Extracted material
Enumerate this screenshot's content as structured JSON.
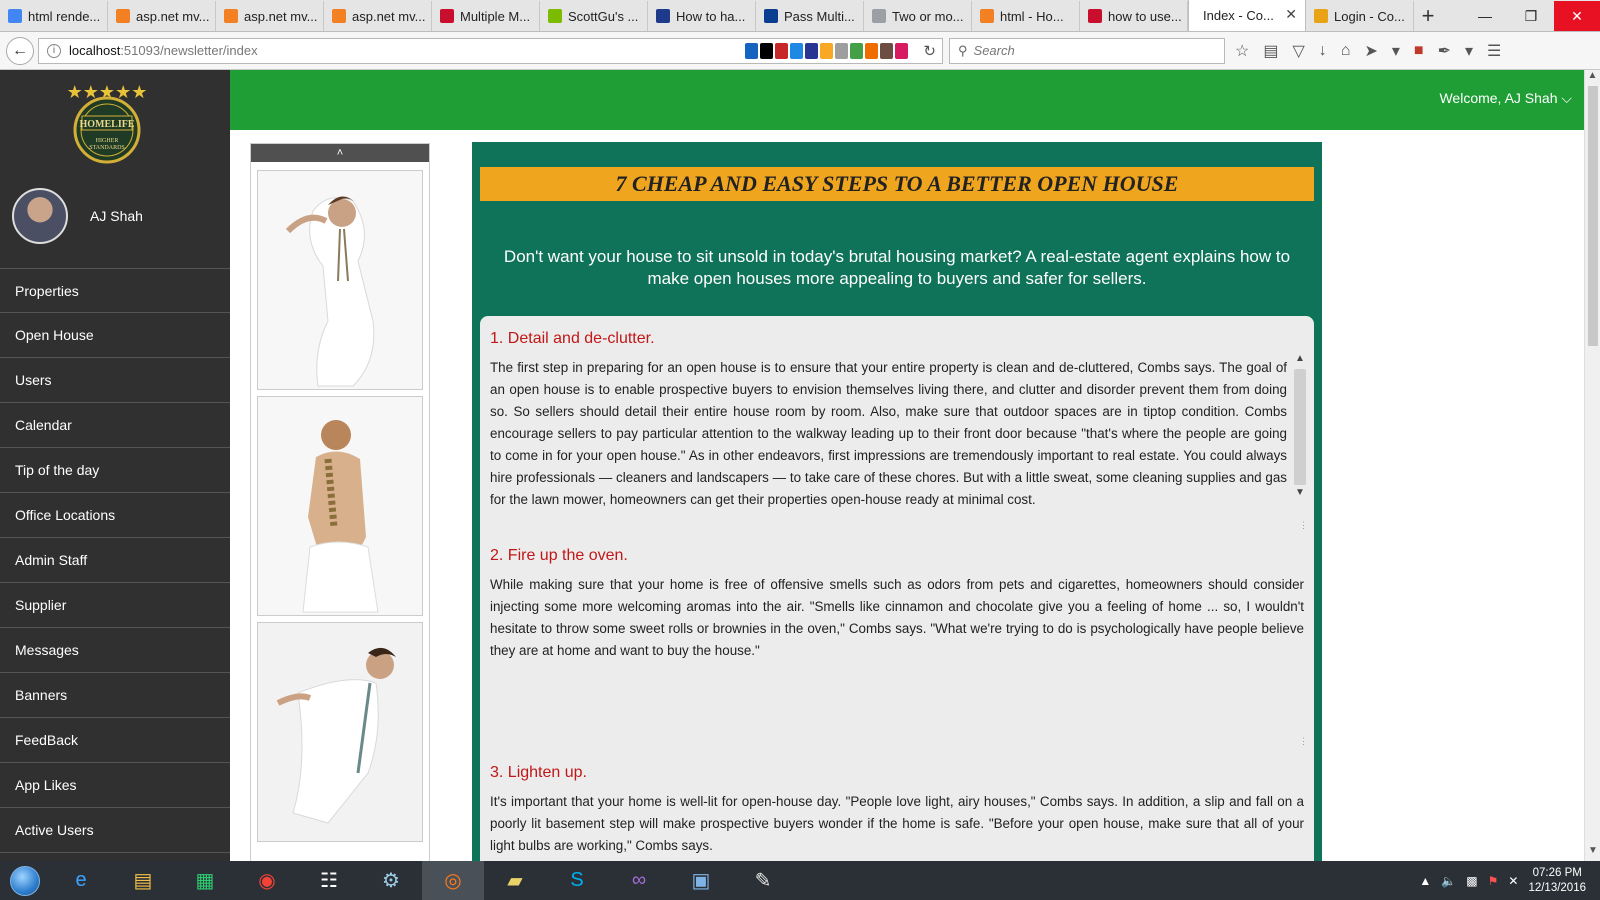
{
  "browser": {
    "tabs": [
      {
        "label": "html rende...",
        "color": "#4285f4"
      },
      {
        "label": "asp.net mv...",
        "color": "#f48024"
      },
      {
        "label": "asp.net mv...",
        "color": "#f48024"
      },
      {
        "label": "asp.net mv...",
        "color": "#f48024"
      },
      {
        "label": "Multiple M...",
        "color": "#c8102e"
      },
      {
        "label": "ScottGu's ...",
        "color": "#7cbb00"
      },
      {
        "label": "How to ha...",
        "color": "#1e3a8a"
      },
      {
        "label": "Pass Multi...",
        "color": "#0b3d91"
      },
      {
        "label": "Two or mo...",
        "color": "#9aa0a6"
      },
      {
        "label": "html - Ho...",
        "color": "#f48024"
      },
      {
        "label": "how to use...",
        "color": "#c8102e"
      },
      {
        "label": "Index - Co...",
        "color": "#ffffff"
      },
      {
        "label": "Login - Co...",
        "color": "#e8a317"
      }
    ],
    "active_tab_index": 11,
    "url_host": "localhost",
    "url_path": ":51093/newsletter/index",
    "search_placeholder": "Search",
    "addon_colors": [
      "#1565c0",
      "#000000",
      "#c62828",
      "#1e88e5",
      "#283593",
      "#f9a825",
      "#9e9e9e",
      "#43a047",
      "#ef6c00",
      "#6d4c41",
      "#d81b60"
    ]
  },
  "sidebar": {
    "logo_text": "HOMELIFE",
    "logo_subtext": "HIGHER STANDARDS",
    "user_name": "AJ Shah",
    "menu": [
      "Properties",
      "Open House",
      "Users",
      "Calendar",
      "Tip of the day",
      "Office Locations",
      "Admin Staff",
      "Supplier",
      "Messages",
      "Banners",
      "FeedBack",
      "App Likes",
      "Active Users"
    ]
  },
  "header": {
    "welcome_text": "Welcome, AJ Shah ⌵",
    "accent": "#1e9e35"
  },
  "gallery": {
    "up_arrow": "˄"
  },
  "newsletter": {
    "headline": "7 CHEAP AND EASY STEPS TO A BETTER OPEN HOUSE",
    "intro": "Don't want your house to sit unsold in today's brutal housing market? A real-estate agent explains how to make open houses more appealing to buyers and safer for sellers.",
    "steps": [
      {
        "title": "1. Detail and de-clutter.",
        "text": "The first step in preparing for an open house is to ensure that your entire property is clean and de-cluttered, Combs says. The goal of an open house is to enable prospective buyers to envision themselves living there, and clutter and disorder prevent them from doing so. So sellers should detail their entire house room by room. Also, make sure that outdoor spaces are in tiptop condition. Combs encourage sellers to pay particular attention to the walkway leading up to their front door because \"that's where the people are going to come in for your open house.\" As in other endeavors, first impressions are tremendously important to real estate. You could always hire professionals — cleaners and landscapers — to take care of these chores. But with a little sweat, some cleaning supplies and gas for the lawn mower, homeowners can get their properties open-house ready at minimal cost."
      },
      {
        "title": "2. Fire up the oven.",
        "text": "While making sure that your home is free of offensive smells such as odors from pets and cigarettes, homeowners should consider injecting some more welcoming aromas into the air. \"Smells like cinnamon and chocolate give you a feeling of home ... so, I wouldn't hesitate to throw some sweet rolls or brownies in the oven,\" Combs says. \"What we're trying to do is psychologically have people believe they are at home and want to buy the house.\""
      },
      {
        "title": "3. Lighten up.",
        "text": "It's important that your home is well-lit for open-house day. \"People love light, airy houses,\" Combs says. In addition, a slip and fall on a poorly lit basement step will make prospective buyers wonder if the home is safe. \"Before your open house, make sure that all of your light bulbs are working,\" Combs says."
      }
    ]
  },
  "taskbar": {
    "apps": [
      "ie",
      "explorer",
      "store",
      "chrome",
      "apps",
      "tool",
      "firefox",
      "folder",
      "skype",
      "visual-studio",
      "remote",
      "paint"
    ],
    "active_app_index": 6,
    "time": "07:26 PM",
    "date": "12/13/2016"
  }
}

...

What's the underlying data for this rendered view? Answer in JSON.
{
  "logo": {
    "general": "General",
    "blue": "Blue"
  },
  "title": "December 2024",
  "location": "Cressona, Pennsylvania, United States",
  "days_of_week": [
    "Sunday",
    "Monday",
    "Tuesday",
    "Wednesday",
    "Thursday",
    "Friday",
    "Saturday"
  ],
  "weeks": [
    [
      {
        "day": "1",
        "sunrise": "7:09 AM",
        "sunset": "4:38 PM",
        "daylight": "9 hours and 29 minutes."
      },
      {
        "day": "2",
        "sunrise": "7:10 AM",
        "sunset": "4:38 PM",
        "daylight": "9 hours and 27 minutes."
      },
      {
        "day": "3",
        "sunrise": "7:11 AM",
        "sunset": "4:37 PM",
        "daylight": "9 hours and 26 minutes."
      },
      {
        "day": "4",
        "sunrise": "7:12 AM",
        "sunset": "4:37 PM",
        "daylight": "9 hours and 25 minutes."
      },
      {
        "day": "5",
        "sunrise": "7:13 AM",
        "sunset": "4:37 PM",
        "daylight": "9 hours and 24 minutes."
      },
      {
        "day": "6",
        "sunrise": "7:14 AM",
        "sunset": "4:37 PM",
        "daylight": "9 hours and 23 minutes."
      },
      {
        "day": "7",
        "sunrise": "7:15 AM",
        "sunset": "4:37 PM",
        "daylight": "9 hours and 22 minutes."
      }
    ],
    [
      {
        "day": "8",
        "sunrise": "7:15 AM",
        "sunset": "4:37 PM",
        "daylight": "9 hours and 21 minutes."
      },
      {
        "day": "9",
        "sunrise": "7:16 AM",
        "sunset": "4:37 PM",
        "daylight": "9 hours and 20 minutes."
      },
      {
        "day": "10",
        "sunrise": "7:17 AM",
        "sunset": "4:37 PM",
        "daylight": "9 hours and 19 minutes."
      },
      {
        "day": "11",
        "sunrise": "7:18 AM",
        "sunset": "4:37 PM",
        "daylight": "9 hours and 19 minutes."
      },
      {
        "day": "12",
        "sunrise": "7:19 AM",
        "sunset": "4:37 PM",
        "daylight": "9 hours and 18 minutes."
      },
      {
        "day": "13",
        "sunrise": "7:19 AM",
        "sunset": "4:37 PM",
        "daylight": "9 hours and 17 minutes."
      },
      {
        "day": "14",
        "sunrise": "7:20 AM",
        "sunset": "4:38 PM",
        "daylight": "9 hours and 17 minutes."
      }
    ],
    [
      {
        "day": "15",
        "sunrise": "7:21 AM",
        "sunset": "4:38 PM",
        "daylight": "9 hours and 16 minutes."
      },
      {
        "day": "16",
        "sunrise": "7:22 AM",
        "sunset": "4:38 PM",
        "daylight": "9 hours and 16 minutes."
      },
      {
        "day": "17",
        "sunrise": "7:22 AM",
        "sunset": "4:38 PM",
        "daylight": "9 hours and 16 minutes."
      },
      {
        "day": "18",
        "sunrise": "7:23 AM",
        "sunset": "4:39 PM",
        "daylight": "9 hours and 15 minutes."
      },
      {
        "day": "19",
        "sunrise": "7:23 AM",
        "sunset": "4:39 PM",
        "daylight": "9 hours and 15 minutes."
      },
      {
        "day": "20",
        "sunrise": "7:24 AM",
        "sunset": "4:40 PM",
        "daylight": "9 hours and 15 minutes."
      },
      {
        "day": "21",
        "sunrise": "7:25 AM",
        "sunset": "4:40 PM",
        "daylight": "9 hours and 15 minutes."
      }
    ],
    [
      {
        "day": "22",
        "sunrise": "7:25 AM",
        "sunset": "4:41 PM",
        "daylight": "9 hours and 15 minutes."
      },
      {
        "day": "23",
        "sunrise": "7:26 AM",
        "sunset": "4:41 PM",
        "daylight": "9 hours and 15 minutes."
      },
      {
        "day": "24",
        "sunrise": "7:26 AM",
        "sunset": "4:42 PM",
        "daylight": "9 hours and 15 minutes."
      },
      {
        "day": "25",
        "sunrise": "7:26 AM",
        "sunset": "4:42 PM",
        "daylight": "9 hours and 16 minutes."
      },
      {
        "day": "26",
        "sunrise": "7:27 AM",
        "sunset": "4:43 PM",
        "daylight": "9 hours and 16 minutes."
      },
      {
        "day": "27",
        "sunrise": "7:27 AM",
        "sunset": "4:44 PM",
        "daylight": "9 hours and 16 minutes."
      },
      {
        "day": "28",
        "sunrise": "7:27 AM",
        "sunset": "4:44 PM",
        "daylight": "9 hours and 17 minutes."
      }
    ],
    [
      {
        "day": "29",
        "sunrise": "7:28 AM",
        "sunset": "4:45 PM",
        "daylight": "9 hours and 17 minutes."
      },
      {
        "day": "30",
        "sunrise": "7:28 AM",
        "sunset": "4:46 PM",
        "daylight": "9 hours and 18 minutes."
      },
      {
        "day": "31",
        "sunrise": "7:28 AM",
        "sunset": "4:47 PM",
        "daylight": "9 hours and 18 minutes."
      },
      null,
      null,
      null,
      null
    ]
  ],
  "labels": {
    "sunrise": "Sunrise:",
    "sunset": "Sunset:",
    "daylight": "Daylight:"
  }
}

What you have to do
Filter the records above and return every line that holds the word "want".

Result of the exercise
    "intro": "Don't want your house to sit unsold in today's brutal housing market? A real-estate agent explains how to make open houses more appealing to buyers and safer for sellers.",
        "text": "While making sure that your home is free of offensive smells such as odors from pets and cigarettes, homeowners should consider injecting some more welcoming aromas into the air. \"Smells like cinnamon and chocolate give you a feeling of home ... so, I wouldn't hesitate to throw some sweet rolls or brownies in the oven,\" Combs says. \"What we're trying to do is psychologically have people believe they are at home and want to buy the house.\""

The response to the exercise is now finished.